Stated problem: Every line of the records below should be restated exactly.

Records shown:
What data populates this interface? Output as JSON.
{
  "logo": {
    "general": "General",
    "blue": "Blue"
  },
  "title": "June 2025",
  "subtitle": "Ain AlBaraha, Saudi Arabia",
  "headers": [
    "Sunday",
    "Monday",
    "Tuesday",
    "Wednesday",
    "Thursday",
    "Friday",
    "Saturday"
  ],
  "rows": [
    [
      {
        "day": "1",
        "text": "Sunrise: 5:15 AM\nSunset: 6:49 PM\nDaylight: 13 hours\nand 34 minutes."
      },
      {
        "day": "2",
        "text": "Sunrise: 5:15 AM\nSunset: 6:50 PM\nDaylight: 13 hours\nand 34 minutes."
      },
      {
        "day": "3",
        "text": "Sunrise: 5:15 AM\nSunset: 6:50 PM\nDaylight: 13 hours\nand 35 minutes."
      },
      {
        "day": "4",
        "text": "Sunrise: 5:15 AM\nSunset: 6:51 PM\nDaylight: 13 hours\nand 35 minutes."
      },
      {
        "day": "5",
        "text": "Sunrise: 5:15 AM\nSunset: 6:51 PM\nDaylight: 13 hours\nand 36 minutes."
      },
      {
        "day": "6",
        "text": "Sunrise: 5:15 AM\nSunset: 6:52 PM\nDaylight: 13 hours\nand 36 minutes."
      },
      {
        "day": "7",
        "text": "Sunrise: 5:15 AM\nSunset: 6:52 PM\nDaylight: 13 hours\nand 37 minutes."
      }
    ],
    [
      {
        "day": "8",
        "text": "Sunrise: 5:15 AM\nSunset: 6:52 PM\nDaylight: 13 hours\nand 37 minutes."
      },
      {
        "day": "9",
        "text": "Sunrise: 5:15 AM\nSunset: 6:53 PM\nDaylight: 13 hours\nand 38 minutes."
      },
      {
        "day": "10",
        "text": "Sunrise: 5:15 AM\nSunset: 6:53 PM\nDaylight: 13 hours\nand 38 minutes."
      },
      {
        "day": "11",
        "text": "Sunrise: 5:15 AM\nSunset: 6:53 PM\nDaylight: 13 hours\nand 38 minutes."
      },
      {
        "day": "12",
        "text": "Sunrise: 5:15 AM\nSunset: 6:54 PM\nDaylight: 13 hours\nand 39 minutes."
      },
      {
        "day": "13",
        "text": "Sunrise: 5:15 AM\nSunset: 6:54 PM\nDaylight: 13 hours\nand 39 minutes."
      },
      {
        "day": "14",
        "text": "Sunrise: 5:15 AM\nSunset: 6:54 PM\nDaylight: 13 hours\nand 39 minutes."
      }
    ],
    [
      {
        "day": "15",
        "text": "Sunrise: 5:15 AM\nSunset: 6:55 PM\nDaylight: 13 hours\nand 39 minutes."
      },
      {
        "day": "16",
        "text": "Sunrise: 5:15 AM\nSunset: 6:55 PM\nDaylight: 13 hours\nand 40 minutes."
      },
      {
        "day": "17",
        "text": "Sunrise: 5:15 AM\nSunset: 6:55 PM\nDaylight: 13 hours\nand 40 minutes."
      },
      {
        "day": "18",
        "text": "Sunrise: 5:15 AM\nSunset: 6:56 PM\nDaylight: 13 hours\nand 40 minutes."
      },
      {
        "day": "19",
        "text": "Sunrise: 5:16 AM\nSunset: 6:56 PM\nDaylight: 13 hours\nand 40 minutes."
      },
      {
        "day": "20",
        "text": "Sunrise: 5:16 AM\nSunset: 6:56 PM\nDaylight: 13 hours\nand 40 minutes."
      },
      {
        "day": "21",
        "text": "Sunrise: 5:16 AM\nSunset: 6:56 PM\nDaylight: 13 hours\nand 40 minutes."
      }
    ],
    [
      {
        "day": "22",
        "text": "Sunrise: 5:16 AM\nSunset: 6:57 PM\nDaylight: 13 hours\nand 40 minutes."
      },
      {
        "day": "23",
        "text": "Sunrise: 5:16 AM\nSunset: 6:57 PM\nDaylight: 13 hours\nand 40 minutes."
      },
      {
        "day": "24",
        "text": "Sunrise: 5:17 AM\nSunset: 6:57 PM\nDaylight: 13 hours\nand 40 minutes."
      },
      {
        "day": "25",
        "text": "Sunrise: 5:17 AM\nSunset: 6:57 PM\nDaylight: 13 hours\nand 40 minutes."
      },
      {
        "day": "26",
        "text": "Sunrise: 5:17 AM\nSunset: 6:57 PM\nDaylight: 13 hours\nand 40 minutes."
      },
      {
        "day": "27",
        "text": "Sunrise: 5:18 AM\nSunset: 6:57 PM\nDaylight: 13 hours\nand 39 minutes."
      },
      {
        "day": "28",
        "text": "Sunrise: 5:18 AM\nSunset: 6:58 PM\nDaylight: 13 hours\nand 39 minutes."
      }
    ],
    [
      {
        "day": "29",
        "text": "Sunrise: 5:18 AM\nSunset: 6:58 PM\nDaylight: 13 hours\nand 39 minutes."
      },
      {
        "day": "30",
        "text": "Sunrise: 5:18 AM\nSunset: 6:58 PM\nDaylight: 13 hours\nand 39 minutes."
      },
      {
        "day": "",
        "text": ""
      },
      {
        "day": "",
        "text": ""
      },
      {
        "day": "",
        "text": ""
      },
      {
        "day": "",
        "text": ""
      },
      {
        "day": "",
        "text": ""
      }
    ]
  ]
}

Problem solution:
What data populates this interface? Output as JSON.
{
  "logo": {
    "general": "General",
    "blue": "Blue"
  },
  "title": "June 2025",
  "subtitle": "Ain AlBaraha, Saudi Arabia",
  "headers": [
    "Sunday",
    "Monday",
    "Tuesday",
    "Wednesday",
    "Thursday",
    "Friday",
    "Saturday"
  ],
  "rows": [
    [
      {
        "day": "1",
        "text": "Sunrise: 5:15 AM\nSunset: 6:49 PM\nDaylight: 13 hours\nand 34 minutes."
      },
      {
        "day": "2",
        "text": "Sunrise: 5:15 AM\nSunset: 6:50 PM\nDaylight: 13 hours\nand 34 minutes."
      },
      {
        "day": "3",
        "text": "Sunrise: 5:15 AM\nSunset: 6:50 PM\nDaylight: 13 hours\nand 35 minutes."
      },
      {
        "day": "4",
        "text": "Sunrise: 5:15 AM\nSunset: 6:51 PM\nDaylight: 13 hours\nand 35 minutes."
      },
      {
        "day": "5",
        "text": "Sunrise: 5:15 AM\nSunset: 6:51 PM\nDaylight: 13 hours\nand 36 minutes."
      },
      {
        "day": "6",
        "text": "Sunrise: 5:15 AM\nSunset: 6:52 PM\nDaylight: 13 hours\nand 36 minutes."
      },
      {
        "day": "7",
        "text": "Sunrise: 5:15 AM\nSunset: 6:52 PM\nDaylight: 13 hours\nand 37 minutes."
      }
    ],
    [
      {
        "day": "8",
        "text": "Sunrise: 5:15 AM\nSunset: 6:52 PM\nDaylight: 13 hours\nand 37 minutes."
      },
      {
        "day": "9",
        "text": "Sunrise: 5:15 AM\nSunset: 6:53 PM\nDaylight: 13 hours\nand 38 minutes."
      },
      {
        "day": "10",
        "text": "Sunrise: 5:15 AM\nSunset: 6:53 PM\nDaylight: 13 hours\nand 38 minutes."
      },
      {
        "day": "11",
        "text": "Sunrise: 5:15 AM\nSunset: 6:53 PM\nDaylight: 13 hours\nand 38 minutes."
      },
      {
        "day": "12",
        "text": "Sunrise: 5:15 AM\nSunset: 6:54 PM\nDaylight: 13 hours\nand 39 minutes."
      },
      {
        "day": "13",
        "text": "Sunrise: 5:15 AM\nSunset: 6:54 PM\nDaylight: 13 hours\nand 39 minutes."
      },
      {
        "day": "14",
        "text": "Sunrise: 5:15 AM\nSunset: 6:54 PM\nDaylight: 13 hours\nand 39 minutes."
      }
    ],
    [
      {
        "day": "15",
        "text": "Sunrise: 5:15 AM\nSunset: 6:55 PM\nDaylight: 13 hours\nand 39 minutes."
      },
      {
        "day": "16",
        "text": "Sunrise: 5:15 AM\nSunset: 6:55 PM\nDaylight: 13 hours\nand 40 minutes."
      },
      {
        "day": "17",
        "text": "Sunrise: 5:15 AM\nSunset: 6:55 PM\nDaylight: 13 hours\nand 40 minutes."
      },
      {
        "day": "18",
        "text": "Sunrise: 5:15 AM\nSunset: 6:56 PM\nDaylight: 13 hours\nand 40 minutes."
      },
      {
        "day": "19",
        "text": "Sunrise: 5:16 AM\nSunset: 6:56 PM\nDaylight: 13 hours\nand 40 minutes."
      },
      {
        "day": "20",
        "text": "Sunrise: 5:16 AM\nSunset: 6:56 PM\nDaylight: 13 hours\nand 40 minutes."
      },
      {
        "day": "21",
        "text": "Sunrise: 5:16 AM\nSunset: 6:56 PM\nDaylight: 13 hours\nand 40 minutes."
      }
    ],
    [
      {
        "day": "22",
        "text": "Sunrise: 5:16 AM\nSunset: 6:57 PM\nDaylight: 13 hours\nand 40 minutes."
      },
      {
        "day": "23",
        "text": "Sunrise: 5:16 AM\nSunset: 6:57 PM\nDaylight: 13 hours\nand 40 minutes."
      },
      {
        "day": "24",
        "text": "Sunrise: 5:17 AM\nSunset: 6:57 PM\nDaylight: 13 hours\nand 40 minutes."
      },
      {
        "day": "25",
        "text": "Sunrise: 5:17 AM\nSunset: 6:57 PM\nDaylight: 13 hours\nand 40 minutes."
      },
      {
        "day": "26",
        "text": "Sunrise: 5:17 AM\nSunset: 6:57 PM\nDaylight: 13 hours\nand 40 minutes."
      },
      {
        "day": "27",
        "text": "Sunrise: 5:18 AM\nSunset: 6:57 PM\nDaylight: 13 hours\nand 39 minutes."
      },
      {
        "day": "28",
        "text": "Sunrise: 5:18 AM\nSunset: 6:58 PM\nDaylight: 13 hours\nand 39 minutes."
      }
    ],
    [
      {
        "day": "29",
        "text": "Sunrise: 5:18 AM\nSunset: 6:58 PM\nDaylight: 13 hours\nand 39 minutes."
      },
      {
        "day": "30",
        "text": "Sunrise: 5:18 AM\nSunset: 6:58 PM\nDaylight: 13 hours\nand 39 minutes."
      },
      {
        "day": "",
        "text": ""
      },
      {
        "day": "",
        "text": ""
      },
      {
        "day": "",
        "text": ""
      },
      {
        "day": "",
        "text": ""
      },
      {
        "day": "",
        "text": ""
      }
    ]
  ]
}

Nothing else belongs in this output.